▸ Exercise requirements:
Would you please copy every line from the records that contains the word "same"?

▸ Input for this task:
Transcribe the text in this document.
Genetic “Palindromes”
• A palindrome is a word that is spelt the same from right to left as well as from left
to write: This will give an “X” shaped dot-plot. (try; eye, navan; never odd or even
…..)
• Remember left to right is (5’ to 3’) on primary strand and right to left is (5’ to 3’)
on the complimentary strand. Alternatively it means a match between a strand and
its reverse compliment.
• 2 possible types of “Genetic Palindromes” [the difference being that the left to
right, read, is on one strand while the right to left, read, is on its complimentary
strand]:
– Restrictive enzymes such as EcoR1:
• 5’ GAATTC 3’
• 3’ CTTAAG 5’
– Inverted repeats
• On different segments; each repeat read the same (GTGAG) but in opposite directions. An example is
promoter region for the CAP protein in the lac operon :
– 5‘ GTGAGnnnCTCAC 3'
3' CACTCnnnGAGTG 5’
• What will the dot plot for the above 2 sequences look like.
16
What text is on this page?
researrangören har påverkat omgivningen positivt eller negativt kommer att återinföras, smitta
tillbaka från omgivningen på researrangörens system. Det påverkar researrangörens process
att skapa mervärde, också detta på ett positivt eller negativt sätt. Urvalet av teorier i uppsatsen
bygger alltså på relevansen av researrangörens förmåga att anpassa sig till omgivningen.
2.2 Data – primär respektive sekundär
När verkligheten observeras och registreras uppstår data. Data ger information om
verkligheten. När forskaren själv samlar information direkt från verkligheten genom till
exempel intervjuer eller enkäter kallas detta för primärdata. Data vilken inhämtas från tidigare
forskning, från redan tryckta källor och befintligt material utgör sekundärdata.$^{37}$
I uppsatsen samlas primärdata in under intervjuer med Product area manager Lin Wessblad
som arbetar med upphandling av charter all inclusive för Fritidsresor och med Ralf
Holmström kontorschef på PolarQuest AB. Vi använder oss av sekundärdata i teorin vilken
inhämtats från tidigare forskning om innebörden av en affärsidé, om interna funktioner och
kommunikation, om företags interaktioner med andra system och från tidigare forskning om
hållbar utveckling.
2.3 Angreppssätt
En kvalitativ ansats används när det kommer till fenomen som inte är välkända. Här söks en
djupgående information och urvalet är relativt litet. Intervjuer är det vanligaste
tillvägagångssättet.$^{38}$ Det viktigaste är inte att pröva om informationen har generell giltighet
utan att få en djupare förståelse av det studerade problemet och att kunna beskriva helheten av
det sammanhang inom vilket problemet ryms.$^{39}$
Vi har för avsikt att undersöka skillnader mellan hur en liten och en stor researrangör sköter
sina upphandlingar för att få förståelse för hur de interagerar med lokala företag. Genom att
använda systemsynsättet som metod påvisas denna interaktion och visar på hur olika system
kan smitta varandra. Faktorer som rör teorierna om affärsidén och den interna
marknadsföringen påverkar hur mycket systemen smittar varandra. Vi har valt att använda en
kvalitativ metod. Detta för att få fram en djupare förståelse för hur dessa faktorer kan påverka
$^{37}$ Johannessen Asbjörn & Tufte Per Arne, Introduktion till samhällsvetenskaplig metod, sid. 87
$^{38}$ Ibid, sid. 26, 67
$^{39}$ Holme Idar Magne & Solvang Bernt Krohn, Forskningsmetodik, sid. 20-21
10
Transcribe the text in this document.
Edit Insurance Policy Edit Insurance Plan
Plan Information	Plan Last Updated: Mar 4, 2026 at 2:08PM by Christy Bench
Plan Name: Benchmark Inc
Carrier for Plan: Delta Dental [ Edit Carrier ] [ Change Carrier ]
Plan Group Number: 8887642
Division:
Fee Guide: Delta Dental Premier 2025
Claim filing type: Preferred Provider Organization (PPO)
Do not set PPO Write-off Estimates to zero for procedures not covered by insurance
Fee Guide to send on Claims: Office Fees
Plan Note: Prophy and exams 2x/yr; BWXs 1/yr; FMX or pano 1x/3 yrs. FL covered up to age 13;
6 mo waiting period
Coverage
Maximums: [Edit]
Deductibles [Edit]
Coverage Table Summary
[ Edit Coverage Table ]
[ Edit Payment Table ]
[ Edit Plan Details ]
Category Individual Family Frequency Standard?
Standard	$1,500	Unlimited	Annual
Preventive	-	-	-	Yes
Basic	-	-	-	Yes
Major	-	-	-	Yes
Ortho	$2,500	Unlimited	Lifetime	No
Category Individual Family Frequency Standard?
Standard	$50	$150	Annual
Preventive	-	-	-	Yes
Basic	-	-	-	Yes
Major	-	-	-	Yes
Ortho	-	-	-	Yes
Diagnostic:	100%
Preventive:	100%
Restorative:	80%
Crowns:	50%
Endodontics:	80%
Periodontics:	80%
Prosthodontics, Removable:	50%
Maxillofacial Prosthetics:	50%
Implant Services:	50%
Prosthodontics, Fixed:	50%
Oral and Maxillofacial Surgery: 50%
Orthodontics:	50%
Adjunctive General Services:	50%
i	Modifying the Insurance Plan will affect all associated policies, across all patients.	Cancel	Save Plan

▸ Response to this exercise:
• A palindrome is a word that is spelt the same from right to left as well as from left
• On different segments; each repeat read the same (GTGAG) but in opposite directions. An example is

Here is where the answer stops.